### DATASET EXTRACT
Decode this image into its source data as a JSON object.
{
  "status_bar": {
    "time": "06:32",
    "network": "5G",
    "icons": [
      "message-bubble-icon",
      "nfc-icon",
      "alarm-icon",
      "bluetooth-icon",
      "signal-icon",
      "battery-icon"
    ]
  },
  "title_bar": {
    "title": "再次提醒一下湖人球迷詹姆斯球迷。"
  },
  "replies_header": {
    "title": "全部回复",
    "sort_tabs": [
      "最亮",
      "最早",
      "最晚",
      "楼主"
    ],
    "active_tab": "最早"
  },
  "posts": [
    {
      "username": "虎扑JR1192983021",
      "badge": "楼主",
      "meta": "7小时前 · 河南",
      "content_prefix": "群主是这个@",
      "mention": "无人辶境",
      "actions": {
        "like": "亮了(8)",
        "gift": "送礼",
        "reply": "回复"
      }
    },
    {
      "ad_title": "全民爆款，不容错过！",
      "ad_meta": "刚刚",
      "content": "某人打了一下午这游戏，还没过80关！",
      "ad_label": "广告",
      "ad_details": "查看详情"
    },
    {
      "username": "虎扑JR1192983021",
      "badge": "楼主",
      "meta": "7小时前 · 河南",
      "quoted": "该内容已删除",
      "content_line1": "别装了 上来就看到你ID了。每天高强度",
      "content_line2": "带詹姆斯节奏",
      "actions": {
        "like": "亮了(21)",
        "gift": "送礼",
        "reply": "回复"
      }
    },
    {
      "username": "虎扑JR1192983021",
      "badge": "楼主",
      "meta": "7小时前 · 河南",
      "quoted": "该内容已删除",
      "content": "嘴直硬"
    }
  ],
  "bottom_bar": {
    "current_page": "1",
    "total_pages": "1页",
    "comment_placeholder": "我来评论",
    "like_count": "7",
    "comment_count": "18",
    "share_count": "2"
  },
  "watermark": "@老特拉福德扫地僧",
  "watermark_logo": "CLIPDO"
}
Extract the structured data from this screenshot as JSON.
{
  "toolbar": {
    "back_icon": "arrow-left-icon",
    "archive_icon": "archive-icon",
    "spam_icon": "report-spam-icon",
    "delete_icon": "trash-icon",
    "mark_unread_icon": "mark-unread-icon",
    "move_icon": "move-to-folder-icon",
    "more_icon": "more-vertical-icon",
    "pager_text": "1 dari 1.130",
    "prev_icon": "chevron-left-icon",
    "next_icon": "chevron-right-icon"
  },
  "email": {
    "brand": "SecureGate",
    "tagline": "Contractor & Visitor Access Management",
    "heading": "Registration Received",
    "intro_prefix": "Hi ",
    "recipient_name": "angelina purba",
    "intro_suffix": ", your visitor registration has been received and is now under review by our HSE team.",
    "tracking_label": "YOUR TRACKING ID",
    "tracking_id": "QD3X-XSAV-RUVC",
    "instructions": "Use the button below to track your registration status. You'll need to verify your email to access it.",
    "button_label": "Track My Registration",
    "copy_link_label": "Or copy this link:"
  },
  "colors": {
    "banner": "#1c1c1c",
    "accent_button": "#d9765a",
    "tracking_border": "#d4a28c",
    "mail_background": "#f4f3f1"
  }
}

### WRITTEN REQUEST
Reproduce all of the material above word for word.

### REPLY TO THE TASK
Decode this image into its source data as a JSON object.
{
  "status_bar": {
    "time": "06:32",
    "network": "5G",
    "icons": [
      "message-bubble-icon",
      "nfc-icon",
      "alarm-icon",
      "bluetooth-icon",
      "signal-icon",
      "battery-icon"
    ]
  },
  "title_bar": {
    "title": "再次提醒一下湖人球迷詹姆斯球迷。"
  },
  "replies_header": {
    "title": "全部回复",
    "sort_tabs": [
      "最亮",
      "最早",
      "最晚",
      "楼主"
    ],
    "active_tab": "最早"
  },
  "posts": [
    {
      "username": "虎扑JR1192983021",
      "badge": "楼主",
      "meta": "7小时前 · 河南",
      "content_prefix": "群主是这个@",
      "mention": "无人辶境",
      "actions": {
        "like": "亮了(8)",
        "gift": "送礼",
        "reply": "回复"
      }
    },
    {
      "ad_title": "全民爆款，不容错过！",
      "ad_meta": "刚刚",
      "content": "某人打了一下午这游戏，还没过80关！",
      "ad_label": "广告",
      "ad_details": "查看详情"
    },
    {
      "username": "虎扑JR1192983021",
      "badge": "楼主",
      "meta": "7小时前 · 河南",
      "quoted": "该内容已删除",
      "content_line1": "别装了 上来就看到你ID了。每天高强度",
      "content_line2": "带詹姆斯节奏",
      "actions": {
        "like": "亮了(21)",
        "gift": "送礼",
        "reply": "回复"
      }
    },
    {
      "username": "虎扑JR1192983021",
      "badge": "楼主",
      "meta": "7小时前 · 河南",
      "quoted": "该内容已删除",
      "content": "嘴直硬"
    }
  ],
  "bottom_bar": {
    "current_page": "1",
    "total_pages": "1页",
    "comment_placeholder": "我来评论",
    "like_count": "7",
    "comment_count": "18",
    "share_count": "2"
  },
  "watermark": "@老特拉福德扫地僧",
  "watermark_logo": "CLIPDO"
}
Extract the structured data from this screenshot as JSON.
{
  "toolbar": {
    "back_icon": "arrow-left-icon",
    "archive_icon": "archive-icon",
    "spam_icon": "report-spam-icon",
    "delete_icon": "trash-icon",
    "mark_unread_icon": "mark-unread-icon",
    "move_icon": "move-to-folder-icon",
    "more_icon": "more-vertical-icon",
    "pager_text": "1 dari 1.130",
    "prev_icon": "chevron-left-icon",
    "next_icon": "chevron-right-icon"
  },
  "email": {
    "brand": "SecureGate",
    "tagline": "Contractor & Visitor Access Management",
    "heading": "Registration Received",
    "intro_prefix": "Hi ",
    "recipient_name": "angelina purba",
    "intro_suffix": ", your visitor registration has been received and is now under review by our HSE team.",
    "tracking_label": "YOUR TRACKING ID",
    "tracking_id": "QD3X-XSAV-RUVC",
    "instructions": "Use the button below to track your registration status. You'll need to verify your email to access it.",
    "button_label": "Track My Registration",
    "copy_link_label": "Or copy this link:"
  },
  "colors": {
    "banner": "#1c1c1c",
    "accent_button": "#d9765a",
    "tracking_border": "#d4a28c",
    "mail_background": "#f4f3f1"
  }
}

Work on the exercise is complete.